>> START Document text
Can you show an example ?
2014-06-10 16:29 GMT+02:00 Edward d'Auvergne
<edward@xxxxxxxxxxxxx>:
Here is an example of avoiding automatic numpy data structure
creation
and then garbage collection:
"""
from numpy import add, ones, zeros
a = zeros((5, 4))
a[1] = 1
a[:,1] = 2
b = ones((5, 4))
add(a, b, a)
print(a)
"""
The result is:
[[ 1. 3. 1. 1.]
[ 2. 3. 2. 2.]
[ 1. 3. 1. 1.]
[ 1. 3. 1. 1.]
[ 1. 3. 1. 1.]]
The out argument for numpy.add() is used here to operate in a
similar
way to the Python "+=" operation. But it avoids the
temporary numpy
data structures that the Python "+=" operation will create.
This will
save a lot of time in the dispersion code.
Regards,
Edward
On 10 June 2014 15:56, Edward d'Auvergne
<edward@xxxxxxxxxxxxx> wrote:
Hi Troels,
Here is one suggestion, of many that I have, for
significantly
improving the speed of the analytic dispersion models in your
'disp_spin_speed' branch. The speed ups you have currently
achieved
for spin clusters are huge and very impressive. But now
that you have
the infrastructure in place, you can advance this much more!
>> END Document text
>> START Given records
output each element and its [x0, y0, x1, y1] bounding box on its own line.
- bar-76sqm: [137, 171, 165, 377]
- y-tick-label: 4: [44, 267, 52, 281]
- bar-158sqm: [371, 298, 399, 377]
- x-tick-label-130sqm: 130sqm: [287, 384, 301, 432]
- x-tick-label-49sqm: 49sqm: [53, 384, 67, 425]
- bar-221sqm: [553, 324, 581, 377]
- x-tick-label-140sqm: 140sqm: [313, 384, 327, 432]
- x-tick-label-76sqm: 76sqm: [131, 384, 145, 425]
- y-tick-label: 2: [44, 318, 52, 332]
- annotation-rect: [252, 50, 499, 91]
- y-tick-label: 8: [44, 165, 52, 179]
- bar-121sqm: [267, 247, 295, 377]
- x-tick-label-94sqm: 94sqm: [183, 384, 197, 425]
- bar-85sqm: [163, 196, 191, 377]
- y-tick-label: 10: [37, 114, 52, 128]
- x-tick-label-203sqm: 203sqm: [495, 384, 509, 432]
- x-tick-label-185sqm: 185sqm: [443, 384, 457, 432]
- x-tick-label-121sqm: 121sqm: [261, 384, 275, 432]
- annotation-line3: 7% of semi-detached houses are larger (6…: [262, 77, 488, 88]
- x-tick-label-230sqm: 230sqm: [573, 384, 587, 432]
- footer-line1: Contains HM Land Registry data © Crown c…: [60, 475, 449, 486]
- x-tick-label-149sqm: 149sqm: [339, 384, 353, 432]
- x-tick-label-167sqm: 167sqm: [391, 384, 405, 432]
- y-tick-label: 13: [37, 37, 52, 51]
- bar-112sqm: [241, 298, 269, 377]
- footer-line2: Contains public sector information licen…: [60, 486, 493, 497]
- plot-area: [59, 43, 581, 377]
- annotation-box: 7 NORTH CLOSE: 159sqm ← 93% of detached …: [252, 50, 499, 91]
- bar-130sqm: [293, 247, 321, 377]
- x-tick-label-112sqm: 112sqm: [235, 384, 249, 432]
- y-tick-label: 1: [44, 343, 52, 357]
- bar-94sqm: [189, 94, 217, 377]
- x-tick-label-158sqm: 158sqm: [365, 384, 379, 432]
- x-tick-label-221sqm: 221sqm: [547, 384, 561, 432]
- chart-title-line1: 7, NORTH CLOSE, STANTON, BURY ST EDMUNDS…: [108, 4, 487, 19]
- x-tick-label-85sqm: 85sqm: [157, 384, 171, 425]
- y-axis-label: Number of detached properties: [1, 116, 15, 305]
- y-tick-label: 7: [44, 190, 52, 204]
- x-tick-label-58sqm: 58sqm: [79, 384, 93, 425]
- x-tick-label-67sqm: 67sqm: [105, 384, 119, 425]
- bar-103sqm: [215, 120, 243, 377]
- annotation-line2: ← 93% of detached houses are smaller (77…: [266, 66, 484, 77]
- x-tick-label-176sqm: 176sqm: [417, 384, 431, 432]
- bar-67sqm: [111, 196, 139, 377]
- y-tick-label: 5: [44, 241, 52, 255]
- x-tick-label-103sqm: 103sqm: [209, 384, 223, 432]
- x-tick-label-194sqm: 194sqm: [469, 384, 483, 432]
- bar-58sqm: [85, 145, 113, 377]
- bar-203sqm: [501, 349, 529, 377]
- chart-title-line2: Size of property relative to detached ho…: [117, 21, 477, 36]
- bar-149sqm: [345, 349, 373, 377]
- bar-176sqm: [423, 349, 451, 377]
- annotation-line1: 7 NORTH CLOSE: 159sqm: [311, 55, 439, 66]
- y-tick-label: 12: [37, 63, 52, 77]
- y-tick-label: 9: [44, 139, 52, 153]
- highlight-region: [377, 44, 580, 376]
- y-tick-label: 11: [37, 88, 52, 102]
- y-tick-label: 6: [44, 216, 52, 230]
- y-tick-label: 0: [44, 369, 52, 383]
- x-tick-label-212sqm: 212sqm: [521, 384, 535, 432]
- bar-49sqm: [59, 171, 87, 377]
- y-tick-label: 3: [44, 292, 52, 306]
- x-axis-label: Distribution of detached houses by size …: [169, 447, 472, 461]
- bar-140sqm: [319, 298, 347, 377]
>> END Given records
_Work to complete:_
1) Transcribe the email thread about numpy, everything from "2014-06-10 16:29 GMT+02:00" down to "b = ones((5, 4))".
2) List the names imported from numpy in the code sample in the email thread about numpy.
3) Carry the email thread about numpy forward from its last sentence.

_Answers for this exercise:_
1)
2014-06-10 16:29 GMT+02:00 Edward d'Auvergne
<edward@xxxxxxxxxxxxx>:
Here is an example of avoiding automatic numpy data structure
creation
and then garbage collection:
"""
from numpy import add, ones, zeros
a = zeros((5, 4))
a[1] = 1
a[:,1] = 2
b = ones((5, 4))

2) add, ones, zeros

3)
The suggestion has to do with the R20, R20A, and R20B numpy
data
structures. They way they are currently handled is
relatively
inefficient, in that they are created de novo for each
function call.
This means that memory allocation and Python garbage
collection
happens for every single function call - something which
should be
avoided at almost all costs.
A better way to do this would be to have a self.R20_struct,
self.R20A_struct, and self.R20B_struct created in
__init__(), and then
to pack in the values from the parameter vector into these
structures.
You could create a special structure in __init__() for this.
It would
have the dimensions [r20_index][ei][si][mi][oi], where the
first
dimension corresponds to the different R20 parameters. And
for each
r20_index element, you would have ones at the
[ei][si][mi][oi]
positions where you would like R20 to be, and zeros
elsewhere. The
key is that this is created at the target function start up,
and not
for each function call.
This would be combined with the very powerful 'out' argument
set to
self.R20_struct with the numpy.add() and numpy.multiply()
functions to
prevent all memory allocations and garbage collection.
Masks could be
used, but I think that that would be much slower than having
special
numpy structures with ones where R20 should be and zeros
elsewhere.
For just creating these structures, looping over a single
r20_index
loop and multiplying by the special
[r20_index][ei][si][mi][oi]
one/zero structure and using numpy.add() and
numpy.multiply() with out
arguments would be much, much faster than masks or the
current
R20_axis logic. It will also simplify the code.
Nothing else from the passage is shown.